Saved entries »

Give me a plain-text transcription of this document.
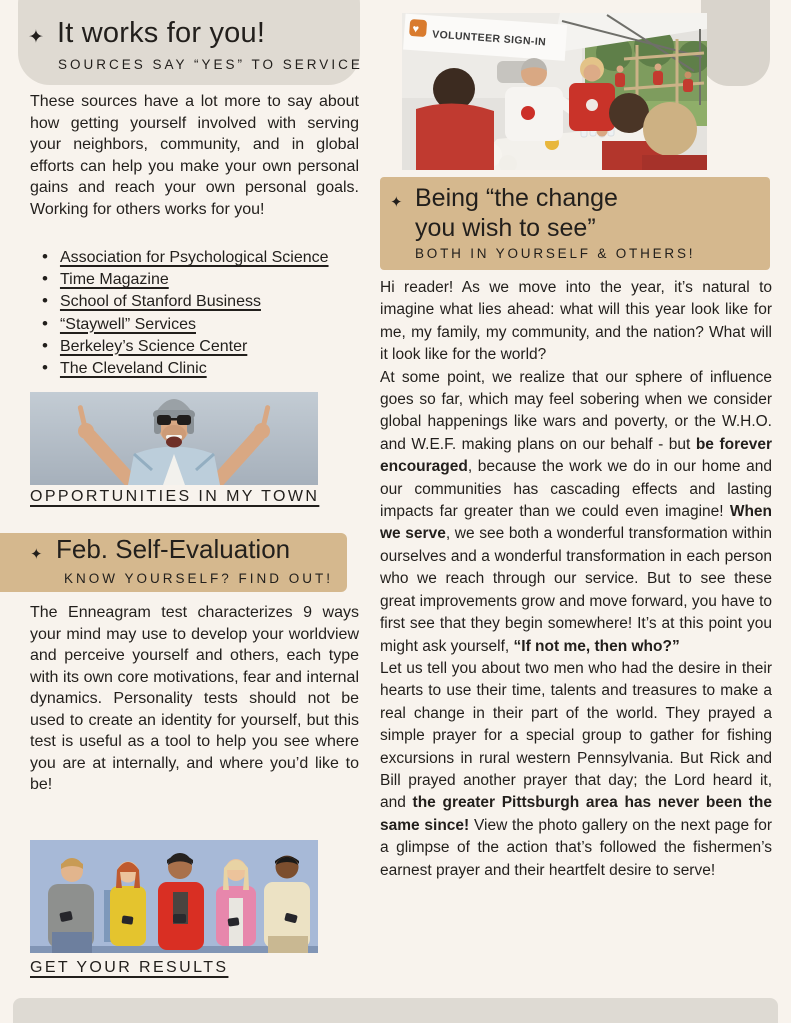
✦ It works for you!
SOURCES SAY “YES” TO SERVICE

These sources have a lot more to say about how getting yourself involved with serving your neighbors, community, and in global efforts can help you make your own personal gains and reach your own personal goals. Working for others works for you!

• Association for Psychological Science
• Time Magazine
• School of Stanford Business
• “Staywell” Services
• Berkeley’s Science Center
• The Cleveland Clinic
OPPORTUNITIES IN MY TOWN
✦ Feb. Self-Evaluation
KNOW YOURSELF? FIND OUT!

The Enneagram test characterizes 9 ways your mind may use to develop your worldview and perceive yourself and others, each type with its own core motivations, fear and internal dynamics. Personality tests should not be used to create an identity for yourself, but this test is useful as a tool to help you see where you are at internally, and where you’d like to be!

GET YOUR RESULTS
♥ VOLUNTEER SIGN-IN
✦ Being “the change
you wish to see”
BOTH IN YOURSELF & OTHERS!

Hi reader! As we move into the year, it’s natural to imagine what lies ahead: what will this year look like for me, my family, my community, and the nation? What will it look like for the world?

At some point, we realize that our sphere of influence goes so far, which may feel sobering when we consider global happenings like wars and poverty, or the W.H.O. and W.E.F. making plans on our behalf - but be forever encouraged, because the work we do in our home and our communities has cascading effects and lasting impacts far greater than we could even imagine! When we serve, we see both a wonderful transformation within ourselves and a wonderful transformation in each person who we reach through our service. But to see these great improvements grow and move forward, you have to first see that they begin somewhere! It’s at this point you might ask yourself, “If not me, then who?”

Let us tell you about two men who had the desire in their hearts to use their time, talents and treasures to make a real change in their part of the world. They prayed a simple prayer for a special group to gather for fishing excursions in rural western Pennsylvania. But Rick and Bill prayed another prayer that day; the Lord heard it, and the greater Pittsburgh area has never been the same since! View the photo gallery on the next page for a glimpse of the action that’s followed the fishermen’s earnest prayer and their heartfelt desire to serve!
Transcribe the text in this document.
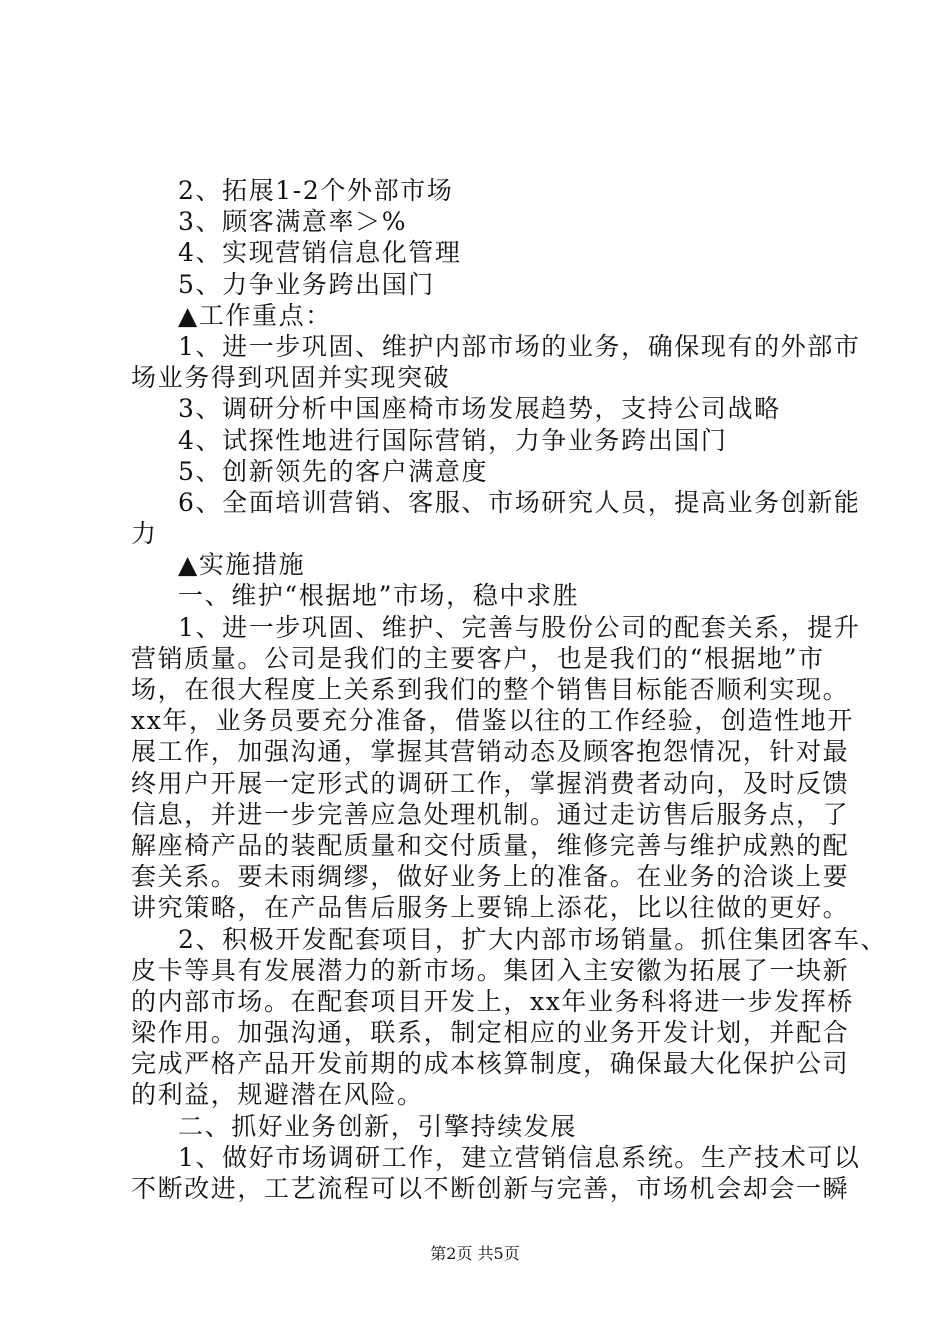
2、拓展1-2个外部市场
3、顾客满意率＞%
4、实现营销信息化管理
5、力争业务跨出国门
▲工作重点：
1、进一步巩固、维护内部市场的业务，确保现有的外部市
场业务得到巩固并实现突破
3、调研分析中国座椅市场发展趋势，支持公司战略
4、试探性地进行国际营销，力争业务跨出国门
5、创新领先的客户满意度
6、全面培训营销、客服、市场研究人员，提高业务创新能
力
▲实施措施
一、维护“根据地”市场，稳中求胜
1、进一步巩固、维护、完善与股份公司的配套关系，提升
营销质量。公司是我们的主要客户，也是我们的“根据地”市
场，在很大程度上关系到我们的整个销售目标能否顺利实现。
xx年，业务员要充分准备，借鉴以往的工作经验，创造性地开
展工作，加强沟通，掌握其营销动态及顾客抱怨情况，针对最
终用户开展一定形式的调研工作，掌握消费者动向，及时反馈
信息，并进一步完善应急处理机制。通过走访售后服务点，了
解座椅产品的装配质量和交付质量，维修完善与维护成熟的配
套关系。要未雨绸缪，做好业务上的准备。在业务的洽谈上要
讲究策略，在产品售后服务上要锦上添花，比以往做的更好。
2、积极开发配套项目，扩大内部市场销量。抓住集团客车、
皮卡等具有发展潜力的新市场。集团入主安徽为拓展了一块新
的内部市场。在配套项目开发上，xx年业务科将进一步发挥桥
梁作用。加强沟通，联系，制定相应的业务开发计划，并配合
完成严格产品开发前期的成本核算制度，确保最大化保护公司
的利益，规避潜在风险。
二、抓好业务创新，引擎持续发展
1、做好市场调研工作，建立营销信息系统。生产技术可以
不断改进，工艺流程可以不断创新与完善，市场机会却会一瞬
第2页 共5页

Description of the task »
Write out the material above once more, exactly as it reads, with no pictures.

Solution to this problem »
Give me a plain-text transcription of this document.
✦ It works for you!
SOURCES SAY “YES” TO SERVICE

These sources have a lot more to say about how getting yourself involved with serving your neighbors, community, and in global efforts can help you make your own personal gains and reach your own personal goals. Working for others works for you!

• Association for Psychological Science
• Time Magazine
• School of Stanford Business
• “Staywell” Services
• Berkeley’s Science Center
• The Cleveland Clinic
OPPORTUNITIES IN MY TOWN
✦ Feb. Self-Evaluation
KNOW YOURSELF? FIND OUT!

The Enneagram test characterizes 9 ways your mind may use to develop your worldview and perceive yourself and others, each type with its own core motivations, fear and internal dynamics. Personality tests should not be used to create an identity for yourself, but this test is useful as a tool to help you see where you are at internally, and where you’d like to be!

GET YOUR RESULTS
♥ VOLUNTEER SIGN-IN
✦ Being “the change
you wish to see”
BOTH IN YOURSELF & OTHERS!

Hi reader! As we move into the year, it’s natural to imagine what lies ahead: what will this year look like for me, my family, my community, and the nation? What will it look like for the world?

At some point, we realize that our sphere of influence goes so far, which may feel sobering when we consider global happenings like wars and poverty, or the W.H.O. and W.E.F. making plans on our behalf - but be forever encouraged, because the work we do in our home and our communities has cascading effects and lasting impacts far greater than we could even imagine! When we serve, we see both a wonderful transformation within ourselves and a wonderful transformation in each person who we reach through our service. But to see these great improvements grow and move forward, you have to first see that they begin somewhere! It’s at this point you might ask yourself, “If not me, then who?”

Let us tell you about two men who had the desire in their hearts to use their time, talents and treasures to make a real change in their part of the world. They prayed a simple prayer for a special group to gather for fishing excursions in rural western Pennsylvania. But Rick and Bill prayed another prayer that day; the Lord heard it, and the greater Pittsburgh area has never been the same since! View the photo gallery on the next page for a glimpse of the action that’s followed the fishermen’s earnest prayer and their heartfelt desire to serve!
Transcribe the text in this document.
2、拓展1-2个外部市场
3、顾客满意率＞%
4、实现营销信息化管理
5、力争业务跨出国门
▲工作重点：
1、进一步巩固、维护内部市场的业务，确保现有的外部市
场业务得到巩固并实现突破
3、调研分析中国座椅市场发展趋势，支持公司战略
4、试探性地进行国际营销，力争业务跨出国门
5、创新领先的客户满意度
6、全面培训营销、客服、市场研究人员，提高业务创新能
力
▲实施措施
一、维护“根据地”市场，稳中求胜
1、进一步巩固、维护、完善与股份公司的配套关系，提升
营销质量。公司是我们的主要客户，也是我们的“根据地”市
场，在很大程度上关系到我们的整个销售目标能否顺利实现。
xx年，业务员要充分准备，借鉴以往的工作经验，创造性地开
展工作，加强沟通，掌握其营销动态及顾客抱怨情况，针对最
终用户开展一定形式的调研工作，掌握消费者动向，及时反馈
信息，并进一步完善应急处理机制。通过走访售后服务点，了
解座椅产品的装配质量和交付质量，维修完善与维护成熟的配
套关系。要未雨绸缪，做好业务上的准备。在业务的洽谈上要
讲究策略，在产品售后服务上要锦上添花，比以往做的更好。
2、积极开发配套项目，扩大内部市场销量。抓住集团客车、
皮卡等具有发展潜力的新市场。集团入主安徽为拓展了一块新
的内部市场。在配套项目开发上，xx年业务科将进一步发挥桥
梁作用。加强沟通，联系，制定相应的业务开发计划，并配合
完成严格产品开发前期的成本核算制度，确保最大化保护公司
的利益，规避潜在风险。
二、抓好业务创新，引擎持续发展
1、做好市场调研工作，建立营销信息系统。生产技术可以
不断改进，工艺流程可以不断创新与完善，市场机会却会一瞬
第2页 共5页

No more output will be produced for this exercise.